## WHAT THE EXERCISE ASKS
Within the material below, find each line bearing the word "soát" and present it.

Data entries:
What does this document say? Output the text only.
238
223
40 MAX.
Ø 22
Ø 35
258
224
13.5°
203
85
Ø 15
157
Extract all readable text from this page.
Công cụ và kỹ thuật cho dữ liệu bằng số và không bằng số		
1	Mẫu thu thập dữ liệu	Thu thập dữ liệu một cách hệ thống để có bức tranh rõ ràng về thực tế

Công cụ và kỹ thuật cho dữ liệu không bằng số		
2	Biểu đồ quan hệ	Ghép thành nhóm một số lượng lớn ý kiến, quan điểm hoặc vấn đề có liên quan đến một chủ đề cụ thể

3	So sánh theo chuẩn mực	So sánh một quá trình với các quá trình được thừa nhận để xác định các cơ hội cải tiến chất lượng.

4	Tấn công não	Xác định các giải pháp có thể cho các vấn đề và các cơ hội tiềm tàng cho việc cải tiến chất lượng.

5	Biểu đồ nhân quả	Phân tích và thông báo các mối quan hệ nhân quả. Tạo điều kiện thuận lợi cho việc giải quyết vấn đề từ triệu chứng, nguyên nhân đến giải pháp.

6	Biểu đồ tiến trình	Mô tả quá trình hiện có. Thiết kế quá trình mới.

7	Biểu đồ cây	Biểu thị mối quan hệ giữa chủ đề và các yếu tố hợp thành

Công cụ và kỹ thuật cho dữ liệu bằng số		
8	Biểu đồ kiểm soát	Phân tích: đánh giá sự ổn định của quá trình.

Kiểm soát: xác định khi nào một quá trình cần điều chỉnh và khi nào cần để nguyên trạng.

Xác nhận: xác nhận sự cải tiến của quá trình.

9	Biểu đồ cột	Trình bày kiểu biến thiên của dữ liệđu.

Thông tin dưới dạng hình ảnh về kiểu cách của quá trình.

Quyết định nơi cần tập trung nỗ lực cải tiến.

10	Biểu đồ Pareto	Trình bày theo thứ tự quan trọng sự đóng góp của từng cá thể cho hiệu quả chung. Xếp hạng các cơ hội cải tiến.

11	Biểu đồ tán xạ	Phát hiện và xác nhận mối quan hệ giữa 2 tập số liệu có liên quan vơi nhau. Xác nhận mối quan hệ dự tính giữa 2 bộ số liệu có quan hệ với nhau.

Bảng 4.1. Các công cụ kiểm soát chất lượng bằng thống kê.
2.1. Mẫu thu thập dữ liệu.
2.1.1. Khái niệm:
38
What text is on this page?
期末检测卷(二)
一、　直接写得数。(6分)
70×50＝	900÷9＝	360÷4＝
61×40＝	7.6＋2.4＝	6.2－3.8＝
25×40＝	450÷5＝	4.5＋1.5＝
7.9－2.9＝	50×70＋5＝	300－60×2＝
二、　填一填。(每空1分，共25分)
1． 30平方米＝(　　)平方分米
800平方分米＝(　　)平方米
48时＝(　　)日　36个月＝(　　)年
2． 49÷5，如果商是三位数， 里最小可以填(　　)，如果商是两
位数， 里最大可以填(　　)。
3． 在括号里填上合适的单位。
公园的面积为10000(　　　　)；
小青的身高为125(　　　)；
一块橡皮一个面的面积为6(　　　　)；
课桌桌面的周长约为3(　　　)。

## ANSWER BELOW
8	Biểu đồ kiểm soát	Phân tích: đánh giá sự ổn định của quá trình.
Kiểm soát: xác định khi nào một quá trình cần điều chỉnh và khi nào cần để nguyên trạng.
Bảng 4.1. Các công cụ kiểm soát chất lượng bằng thống kê.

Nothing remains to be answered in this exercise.